> _Data extract_

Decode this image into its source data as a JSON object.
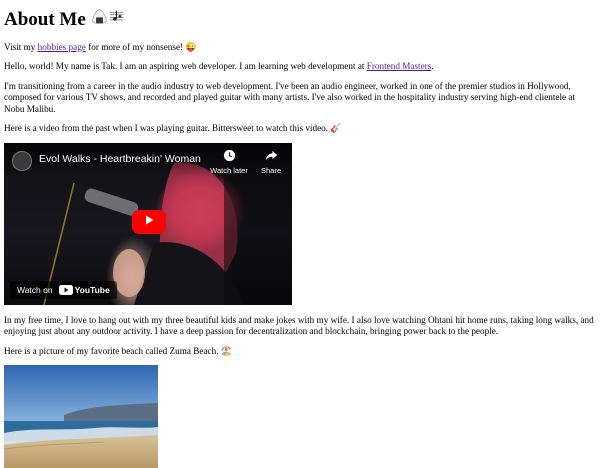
{
  "heading": {
    "title": "About Me",
    "icons": [
      "onigiri-icon",
      "music-score-icon"
    ]
  },
  "intro": {
    "prefix": "Visit my",
    "link_text": "hobbies page",
    "suffix": "for more of my nonsense!",
    "emoji": "😜"
  },
  "hello": {
    "text": "Hello, world! My name is Tak. I am an aspiring web developer. I am learning web development at",
    "link_text": "Frontend Masters",
    "end": "."
  },
  "career": {
    "text": "I'm transitioning from a career in the audio industry to web development. I've been an audio engineer, worked in one of the premier studios in Hollywood, composed for various TV shows, and recorded and played guitar with many artists. I've also worked in the hospitality industry serving high-end clientele at Nobu Malibu."
  },
  "video_intro": {
    "text": "Here is a video from the past when I was playing guitar. Bittersweet to watch this video.",
    "emoji": "🎸"
  },
  "video": {
    "title": "Evol Walks - Heartbreakin' Woman",
    "watch_later": "Watch later",
    "share": "Share",
    "watch_on": "Watch on",
    "platform": "YouTube",
    "colors": {
      "play_button": "#ff0000"
    }
  },
  "free_time": {
    "text": "In my free time, I love to hang out with my three beautiful kids and make jokes with my wife. I also love watching Ohtani hit home runs, taking long walks, and enjoying just about any outdoor activity. I have a deep passion for decentralization and blockchain, bringing power back to the people."
  },
  "beach_intro": {
    "text": "Here is a picture of my favorite beach called Zuma Beach.",
    "emoji": "🏖️"
  },
  "beach_image": {
    "subject": "Zuma Beach photo"
  }
}
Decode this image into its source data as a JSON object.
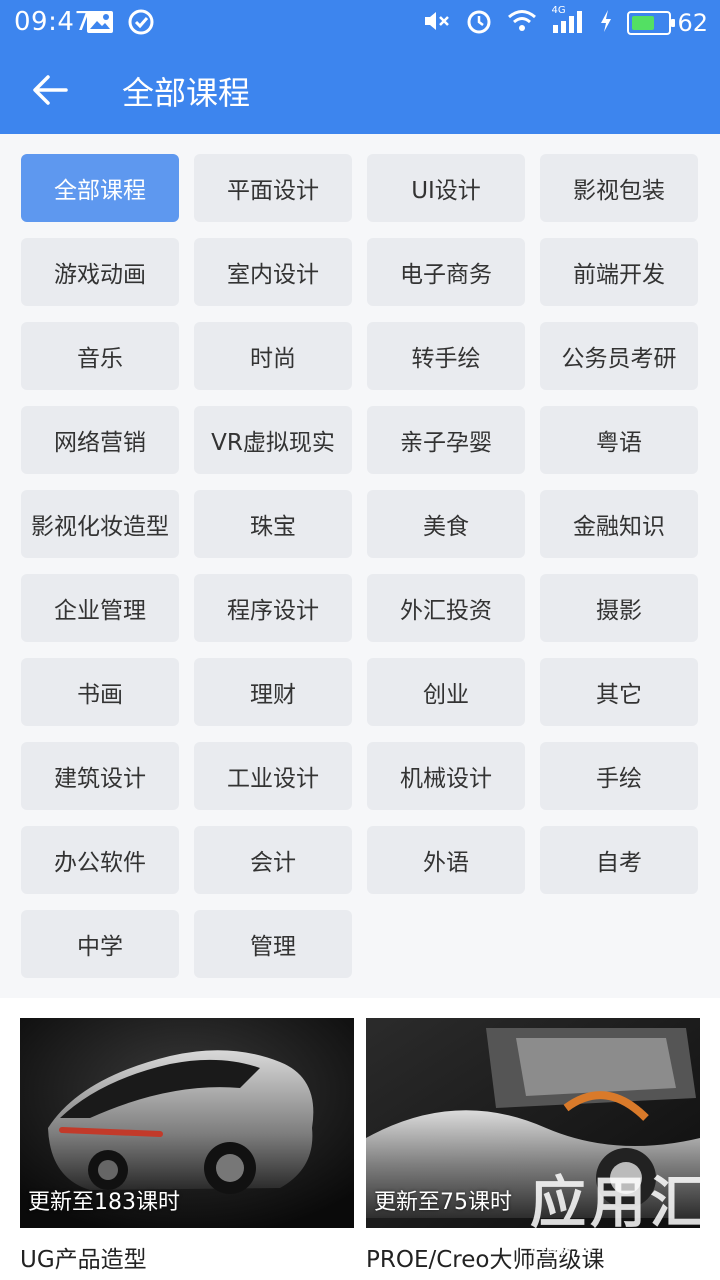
{
  "status_bar": {
    "time": "09:47",
    "network": "4G",
    "battery_level": "62",
    "battery_color": "#53e063"
  },
  "header": {
    "title": "全部课程",
    "background": "#3d85ee"
  },
  "categories": [
    {
      "label": "全部课程",
      "selected": true
    },
    {
      "label": "平面设计"
    },
    {
      "label": "UI设计"
    },
    {
      "label": "影视包装"
    },
    {
      "label": "游戏动画"
    },
    {
      "label": "室内设计"
    },
    {
      "label": "电子商务"
    },
    {
      "label": "前端开发"
    },
    {
      "label": "音乐"
    },
    {
      "label": "时尚"
    },
    {
      "label": "转手绘"
    },
    {
      "label": "公务员考研"
    },
    {
      "label": "网络营销"
    },
    {
      "label": "VR虚拟现实"
    },
    {
      "label": "亲子孕婴"
    },
    {
      "label": "粤语"
    },
    {
      "label": "影视化妆造型"
    },
    {
      "label": "珠宝"
    },
    {
      "label": "美食"
    },
    {
      "label": "金融知识"
    },
    {
      "label": "企业管理"
    },
    {
      "label": "程序设计"
    },
    {
      "label": "外汇投资"
    },
    {
      "label": "摄影"
    },
    {
      "label": "书画"
    },
    {
      "label": "理财"
    },
    {
      "label": "创业"
    },
    {
      "label": "其它"
    },
    {
      "label": "建筑设计"
    },
    {
      "label": "工业设计"
    },
    {
      "label": "机械设计"
    },
    {
      "label": "手绘"
    },
    {
      "label": "办公软件"
    },
    {
      "label": "会计"
    },
    {
      "label": "外语"
    },
    {
      "label": "自考"
    },
    {
      "label": "中学"
    },
    {
      "label": "管理"
    }
  ],
  "courses": [
    {
      "update": "更新至183课时",
      "name": "UG产品造型"
    },
    {
      "update": "更新至75课时",
      "name": "PROE/Creo大师高级课"
    }
  ],
  "watermark": {
    "brand": "应用汇",
    "site": "AppChina.com"
  }
}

> _What is asked_
Leave out the pictures and return every record word for word.

> _Task result_
Decode this image into its source data as a JSON object.
{
  "heading": {
    "title": "About Me",
    "icons": [
      "onigiri-icon",
      "music-score-icon"
    ]
  },
  "intro": {
    "prefix": "Visit my",
    "link_text": "hobbies page",
    "suffix": "for more of my nonsense!",
    "emoji": "😜"
  },
  "hello": {
    "text": "Hello, world! My name is Tak. I am an aspiring web developer. I am learning web development at",
    "link_text": "Frontend Masters",
    "end": "."
  },
  "career": {
    "text": "I'm transitioning from a career in the audio industry to web development. I've been an audio engineer, worked in one of the premier studios in Hollywood, composed for various TV shows, and recorded and played guitar with many artists. I've also worked in the hospitality industry serving high-end clientele at Nobu Malibu."
  },
  "video_intro": {
    "text": "Here is a video from the past when I was playing guitar. Bittersweet to watch this video.",
    "emoji": "🎸"
  },
  "video": {
    "title": "Evol Walks - Heartbreakin' Woman",
    "watch_later": "Watch later",
    "share": "Share",
    "watch_on": "Watch on",
    "platform": "YouTube",
    "colors": {
      "play_button": "#ff0000"
    }
  },
  "free_time": {
    "text": "In my free time, I love to hang out with my three beautiful kids and make jokes with my wife. I also love watching Ohtani hit home runs, taking long walks, and enjoying just about any outdoor activity. I have a deep passion for decentralization and blockchain, bringing power back to the people."
  },
  "beach_intro": {
    "text": "Here is a picture of my favorite beach called Zuma Beach.",
    "emoji": "🏖️"
  },
  "beach_image": {
    "subject": "Zuma Beach photo"
  }
}
Decode this image into its source data as a JSON object.
{
  "status_bar": {
    "time": "09:47",
    "network": "4G",
    "battery_level": "62",
    "battery_color": "#53e063"
  },
  "header": {
    "title": "全部课程",
    "background": "#3d85ee"
  },
  "categories": [
    {
      "label": "全部课程",
      "selected": true
    },
    {
      "label": "平面设计"
    },
    {
      "label": "UI设计"
    },
    {
      "label": "影视包装"
    },
    {
      "label": "游戏动画"
    },
    {
      "label": "室内设计"
    },
    {
      "label": "电子商务"
    },
    {
      "label": "前端开发"
    },
    {
      "label": "音乐"
    },
    {
      "label": "时尚"
    },
    {
      "label": "转手绘"
    },
    {
      "label": "公务员考研"
    },
    {
      "label": "网络营销"
    },
    {
      "label": "VR虚拟现实"
    },
    {
      "label": "亲子孕婴"
    },
    {
      "label": "粤语"
    },
    {
      "label": "影视化妆造型"
    },
    {
      "label": "珠宝"
    },
    {
      "label": "美食"
    },
    {
      "label": "金融知识"
    },
    {
      "label": "企业管理"
    },
    {
      "label": "程序设计"
    },
    {
      "label": "外汇投资"
    },
    {
      "label": "摄影"
    },
    {
      "label": "书画"
    },
    {
      "label": "理财"
    },
    {
      "label": "创业"
    },
    {
      "label": "其它"
    },
    {
      "label": "建筑设计"
    },
    {
      "label": "工业设计"
    },
    {
      "label": "机械设计"
    },
    {
      "label": "手绘"
    },
    {
      "label": "办公软件"
    },
    {
      "label": "会计"
    },
    {
      "label": "外语"
    },
    {
      "label": "自考"
    },
    {
      "label": "中学"
    },
    {
      "label": "管理"
    }
  ],
  "courses": [
    {
      "update": "更新至183课时",
      "name": "UG产品造型"
    },
    {
      "update": "更新至75课时",
      "name": "PROE/Creo大师高级课"
    }
  ],
  "watermark": {
    "brand": "应用汇",
    "site": "AppChina.com"
  }
}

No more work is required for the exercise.